Images excluded, repeat each entry below exactly.

====== RECORDS FOR THIS EXERCISE

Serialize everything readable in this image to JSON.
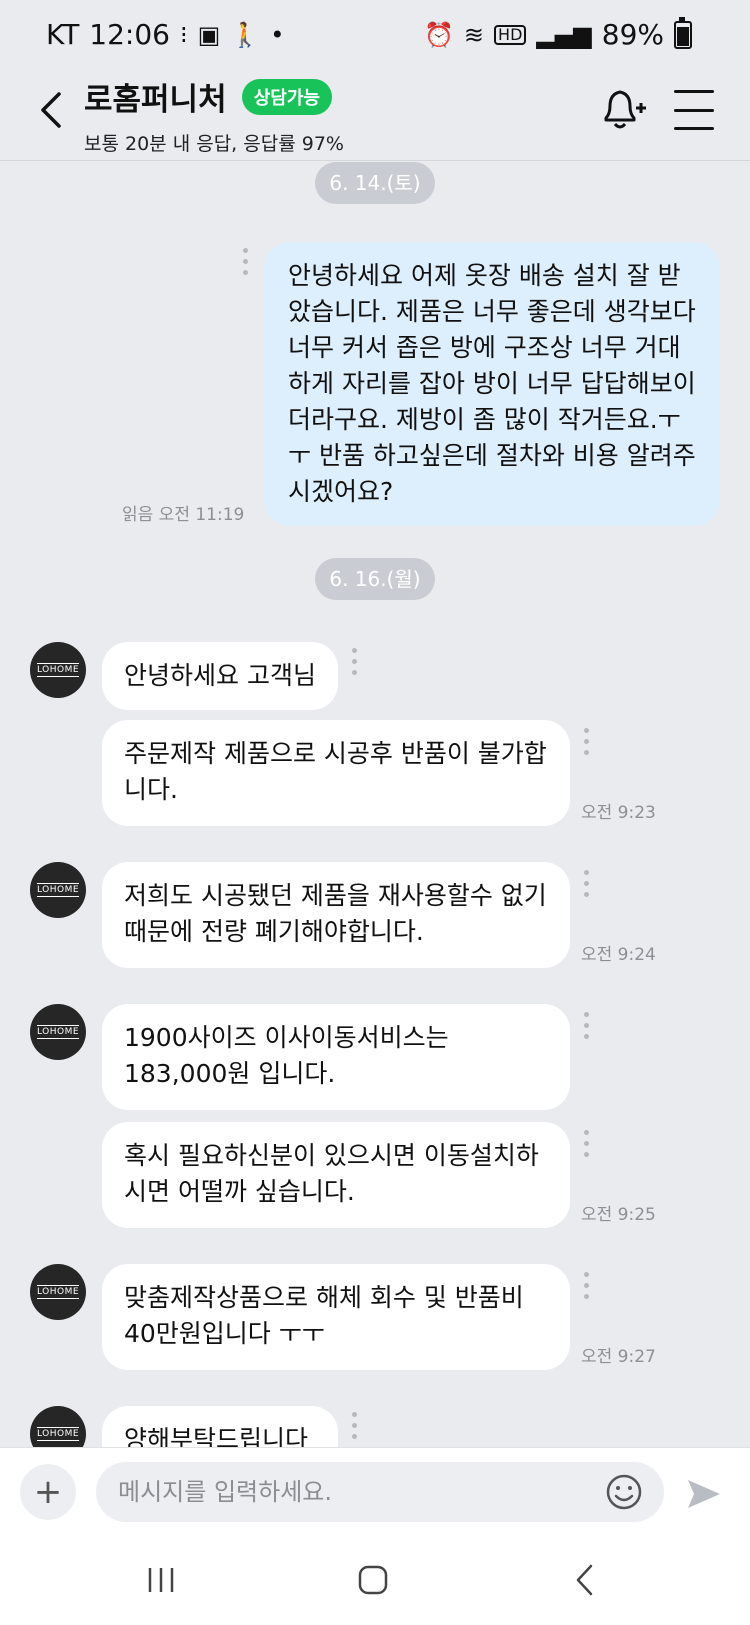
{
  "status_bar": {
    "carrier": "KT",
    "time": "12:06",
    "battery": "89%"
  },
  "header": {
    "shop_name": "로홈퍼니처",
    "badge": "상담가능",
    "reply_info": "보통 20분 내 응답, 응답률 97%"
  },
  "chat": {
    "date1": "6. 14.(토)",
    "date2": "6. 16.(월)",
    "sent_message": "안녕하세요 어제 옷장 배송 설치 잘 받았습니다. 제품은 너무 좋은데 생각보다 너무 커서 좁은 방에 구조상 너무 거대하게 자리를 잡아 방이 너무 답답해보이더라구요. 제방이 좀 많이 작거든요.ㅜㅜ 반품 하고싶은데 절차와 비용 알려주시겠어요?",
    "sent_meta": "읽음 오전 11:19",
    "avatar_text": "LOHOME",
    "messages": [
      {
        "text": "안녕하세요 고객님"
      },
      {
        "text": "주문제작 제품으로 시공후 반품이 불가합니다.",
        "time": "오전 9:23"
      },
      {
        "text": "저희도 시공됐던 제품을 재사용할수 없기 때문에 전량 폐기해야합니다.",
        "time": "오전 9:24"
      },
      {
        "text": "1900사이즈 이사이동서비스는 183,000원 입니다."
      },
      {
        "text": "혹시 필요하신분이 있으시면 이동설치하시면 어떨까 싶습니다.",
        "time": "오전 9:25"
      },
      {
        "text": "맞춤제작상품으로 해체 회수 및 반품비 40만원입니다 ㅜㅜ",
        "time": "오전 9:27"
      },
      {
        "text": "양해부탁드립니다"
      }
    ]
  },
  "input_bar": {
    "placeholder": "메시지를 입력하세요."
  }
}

============

● **RESPONSE TO THIS EXERCISE**:
Serialize everything readable in this image to JSON.
{
  "status_bar": {
    "carrier": "KT",
    "time": "12:06",
    "battery": "89%"
  },
  "header": {
    "shop_name": "로홈퍼니처",
    "badge": "상담가능",
    "reply_info": "보통 20분 내 응답, 응답률 97%"
  },
  "chat": {
    "date1": "6. 14.(토)",
    "date2": "6. 16.(월)",
    "sent_message": "안녕하세요 어제 옷장 배송 설치 잘 받았습니다. 제품은 너무 좋은데 생각보다 너무 커서 좁은 방에 구조상 너무 거대하게 자리를 잡아 방이 너무 답답해보이더라구요. 제방이 좀 많이 작거든요.ㅜㅜ 반품 하고싶은데 절차와 비용 알려주시겠어요?",
    "sent_meta": "읽음 오전 11:19",
    "avatar_text": "LOHOME",
    "messages": [
      {
        "text": "안녕하세요 고객님"
      },
      {
        "text": "주문제작 제품으로 시공후 반품이 불가합니다.",
        "time": "오전 9:23"
      },
      {
        "text": "저희도 시공됐던 제품을 재사용할수 없기 때문에 전량 폐기해야합니다.",
        "time": "오전 9:24"
      },
      {
        "text": "1900사이즈 이사이동서비스는 183,000원 입니다."
      },
      {
        "text": "혹시 필요하신분이 있으시면 이동설치하시면 어떨까 싶습니다.",
        "time": "오전 9:25"
      },
      {
        "text": "맞춤제작상품으로 해체 회수 및 반품비 40만원입니다 ㅜㅜ",
        "time": "오전 9:27"
      },
      {
        "text": "양해부탁드립니다"
      }
    ]
  },
  "input_bar": {
    "placeholder": "메시지를 입력하세요."
  }
}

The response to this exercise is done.